What the exercise asks:
Check every line of the material below for the string "background", and return the ones that have it.

Data excerpts:
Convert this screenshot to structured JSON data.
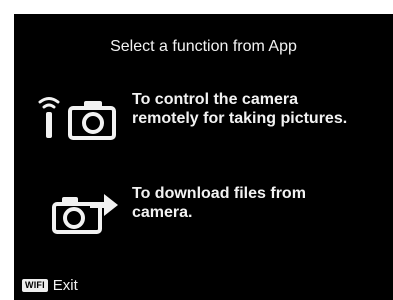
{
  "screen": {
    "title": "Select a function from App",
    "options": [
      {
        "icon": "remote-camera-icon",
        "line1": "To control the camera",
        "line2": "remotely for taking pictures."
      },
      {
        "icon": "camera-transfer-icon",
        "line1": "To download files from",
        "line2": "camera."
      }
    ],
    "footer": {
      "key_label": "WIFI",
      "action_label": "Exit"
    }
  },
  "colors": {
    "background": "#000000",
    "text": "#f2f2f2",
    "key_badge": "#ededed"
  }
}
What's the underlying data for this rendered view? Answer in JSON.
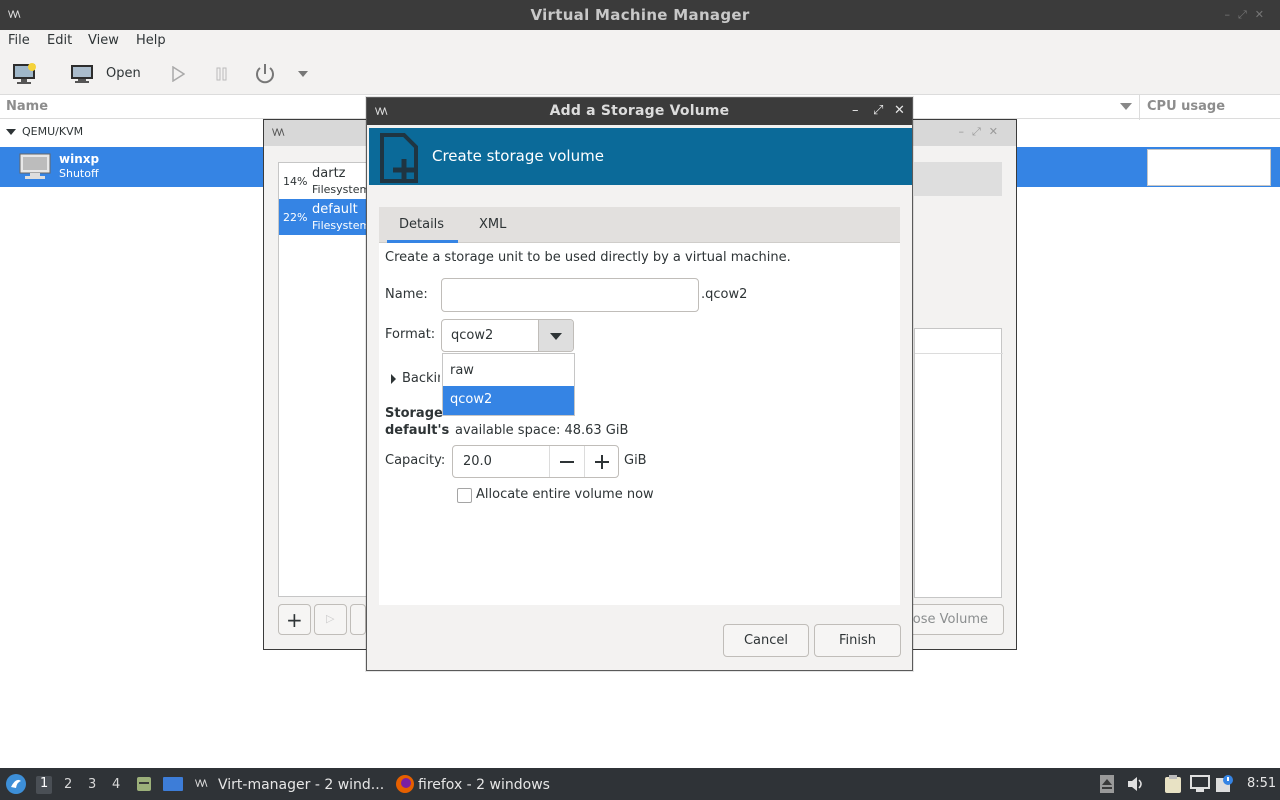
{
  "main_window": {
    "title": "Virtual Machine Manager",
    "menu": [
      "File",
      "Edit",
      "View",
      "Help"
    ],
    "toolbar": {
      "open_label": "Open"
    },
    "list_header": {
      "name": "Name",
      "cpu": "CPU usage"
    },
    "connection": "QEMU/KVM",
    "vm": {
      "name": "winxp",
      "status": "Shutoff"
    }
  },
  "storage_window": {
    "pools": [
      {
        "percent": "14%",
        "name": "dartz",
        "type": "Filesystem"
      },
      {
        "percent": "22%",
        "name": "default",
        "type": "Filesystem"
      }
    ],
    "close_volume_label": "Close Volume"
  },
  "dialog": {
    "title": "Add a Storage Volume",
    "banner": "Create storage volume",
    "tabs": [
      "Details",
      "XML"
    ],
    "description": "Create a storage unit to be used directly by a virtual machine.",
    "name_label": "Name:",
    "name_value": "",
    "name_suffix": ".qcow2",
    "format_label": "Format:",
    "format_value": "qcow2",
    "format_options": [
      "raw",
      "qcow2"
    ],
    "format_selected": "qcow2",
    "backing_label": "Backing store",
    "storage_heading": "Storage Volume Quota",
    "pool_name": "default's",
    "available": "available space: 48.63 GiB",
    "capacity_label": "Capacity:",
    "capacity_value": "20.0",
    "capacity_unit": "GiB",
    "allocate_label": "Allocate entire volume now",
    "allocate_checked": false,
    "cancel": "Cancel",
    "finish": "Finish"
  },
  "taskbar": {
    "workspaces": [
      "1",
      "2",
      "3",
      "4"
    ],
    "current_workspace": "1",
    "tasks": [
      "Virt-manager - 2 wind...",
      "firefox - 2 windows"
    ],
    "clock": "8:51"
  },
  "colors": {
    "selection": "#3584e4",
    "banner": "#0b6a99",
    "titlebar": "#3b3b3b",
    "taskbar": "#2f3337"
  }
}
...
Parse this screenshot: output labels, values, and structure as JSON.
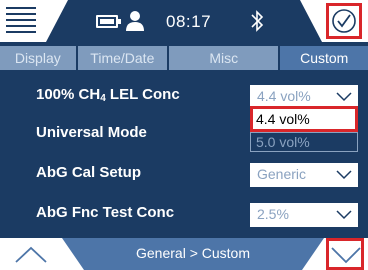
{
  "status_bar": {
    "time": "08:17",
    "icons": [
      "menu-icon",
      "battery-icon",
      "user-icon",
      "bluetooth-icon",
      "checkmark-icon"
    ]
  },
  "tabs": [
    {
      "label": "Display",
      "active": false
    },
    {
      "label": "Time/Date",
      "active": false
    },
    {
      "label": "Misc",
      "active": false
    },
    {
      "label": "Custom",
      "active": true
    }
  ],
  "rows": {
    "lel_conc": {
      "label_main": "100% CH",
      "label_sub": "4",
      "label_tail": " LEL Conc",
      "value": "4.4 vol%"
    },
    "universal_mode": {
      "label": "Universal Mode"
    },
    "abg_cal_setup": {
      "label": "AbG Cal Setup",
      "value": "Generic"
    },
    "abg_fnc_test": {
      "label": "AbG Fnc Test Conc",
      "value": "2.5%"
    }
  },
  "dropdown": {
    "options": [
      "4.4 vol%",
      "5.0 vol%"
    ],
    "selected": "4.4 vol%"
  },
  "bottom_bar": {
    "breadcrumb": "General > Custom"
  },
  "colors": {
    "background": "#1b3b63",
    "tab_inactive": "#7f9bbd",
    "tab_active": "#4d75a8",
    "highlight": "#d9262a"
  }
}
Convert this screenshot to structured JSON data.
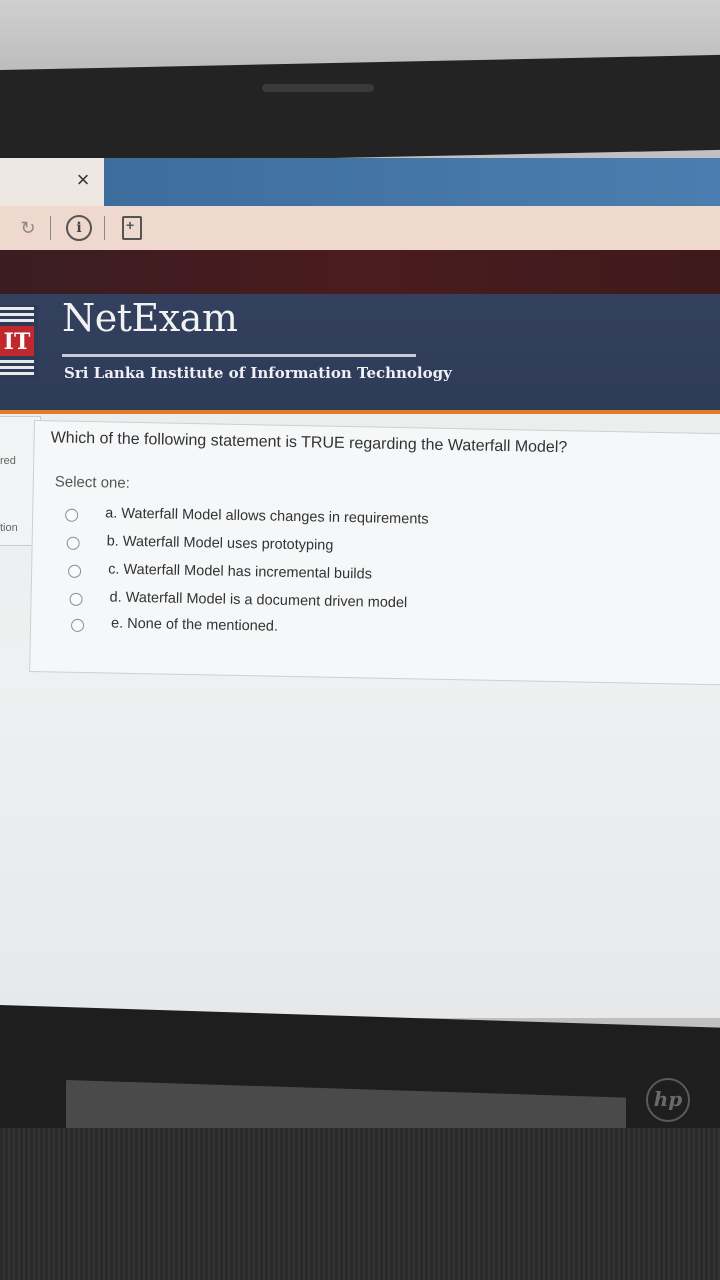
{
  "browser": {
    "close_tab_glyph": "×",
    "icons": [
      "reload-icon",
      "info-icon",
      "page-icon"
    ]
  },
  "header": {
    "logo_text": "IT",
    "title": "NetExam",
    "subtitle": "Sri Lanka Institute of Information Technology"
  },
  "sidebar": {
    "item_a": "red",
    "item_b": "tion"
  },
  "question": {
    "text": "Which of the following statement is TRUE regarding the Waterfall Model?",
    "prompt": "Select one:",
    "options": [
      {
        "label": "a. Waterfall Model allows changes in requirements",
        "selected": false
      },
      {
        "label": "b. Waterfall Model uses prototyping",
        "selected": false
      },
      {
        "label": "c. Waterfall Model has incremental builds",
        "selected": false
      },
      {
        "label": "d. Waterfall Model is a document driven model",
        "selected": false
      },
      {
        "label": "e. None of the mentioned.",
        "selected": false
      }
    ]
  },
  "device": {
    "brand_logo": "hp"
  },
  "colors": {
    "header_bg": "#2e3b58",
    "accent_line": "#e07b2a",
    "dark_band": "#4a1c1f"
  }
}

Output for this exercise:
    "background": "#000000",
    "background": "#1b3b63",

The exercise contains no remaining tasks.